** Exercise brief **
Write out the material again word for word, dropping any images it holds.
┌─ Available records
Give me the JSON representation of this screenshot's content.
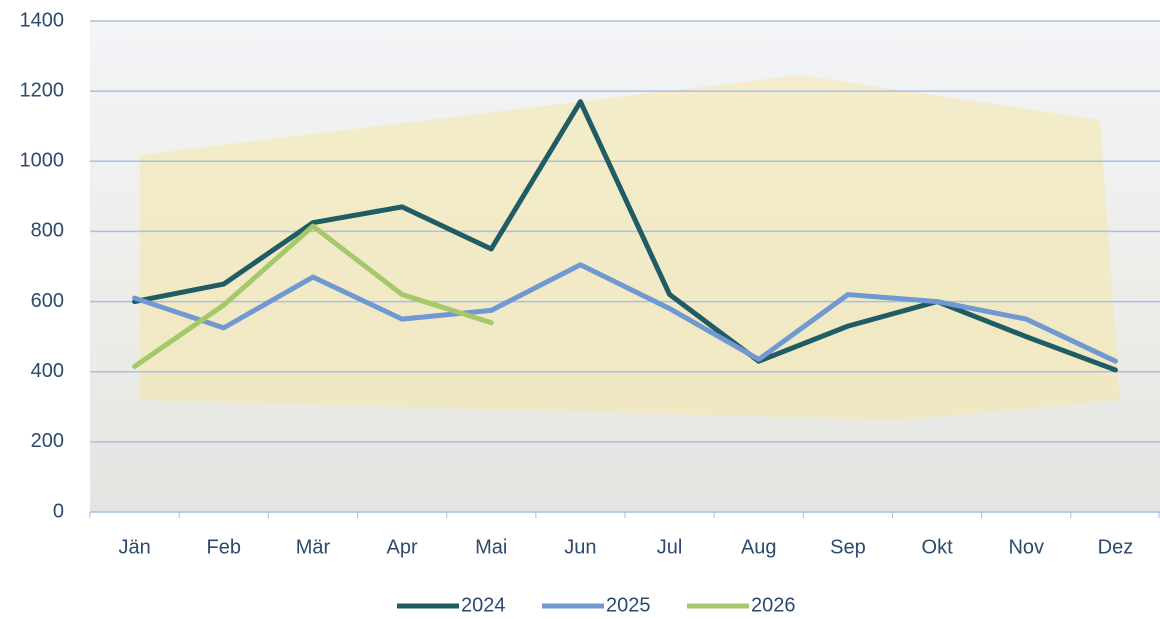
{
  "chart_data": {
    "type": "line",
    "categories": [
      "Jän",
      "Feb",
      "Mär",
      "Apr",
      "Mai",
      "Jun",
      "Jul",
      "Aug",
      "Sep",
      "Okt",
      "Nov",
      "Dez"
    ],
    "series": [
      {
        "name": "2024",
        "color": "#1f5c63",
        "values": [
          600,
          650,
          825,
          870,
          750,
          1170,
          620,
          430,
          530,
          600,
          500,
          405
        ]
      },
      {
        "name": "2025",
        "color": "#7199d1",
        "values": [
          610,
          525,
          670,
          550,
          575,
          705,
          580,
          435,
          620,
          600,
          550,
          430
        ]
      },
      {
        "name": "2026",
        "color": "#a5c86b",
        "values": [
          415,
          590,
          815,
          620,
          540,
          null,
          null,
          null,
          null,
          null,
          null,
          null
        ]
      }
    ],
    "ylim": [
      0,
      1400
    ],
    "yticks": [
      0,
      200,
      400,
      600,
      800,
      1000,
      1200,
      1400
    ],
    "grid": true,
    "legend": "bottom"
  }
}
└─
** Task answer **
Give me the JSON representation of this screenshot's content.
{
  "chart_data": {
    "type": "line",
    "categories": [
      "Jän",
      "Feb",
      "Mär",
      "Apr",
      "Mai",
      "Jun",
      "Jul",
      "Aug",
      "Sep",
      "Okt",
      "Nov",
      "Dez"
    ],
    "series": [
      {
        "name": "2024",
        "color": "#1f5c63",
        "values": [
          600,
          650,
          825,
          870,
          750,
          1170,
          620,
          430,
          530,
          600,
          500,
          405
        ]
      },
      {
        "name": "2025",
        "color": "#7199d1",
        "values": [
          610,
          525,
          670,
          550,
          575,
          705,
          580,
          435,
          620,
          600,
          550,
          430
        ]
      },
      {
        "name": "2026",
        "color": "#a5c86b",
        "values": [
          415,
          590,
          815,
          620,
          540,
          null,
          null,
          null,
          null,
          null,
          null,
          null
        ]
      }
    ],
    "ylim": [
      0,
      1400
    ],
    "yticks": [
      0,
      200,
      400,
      600,
      800,
      1000,
      1200,
      1400
    ],
    "grid": true,
    "legend": "bottom"
  }
}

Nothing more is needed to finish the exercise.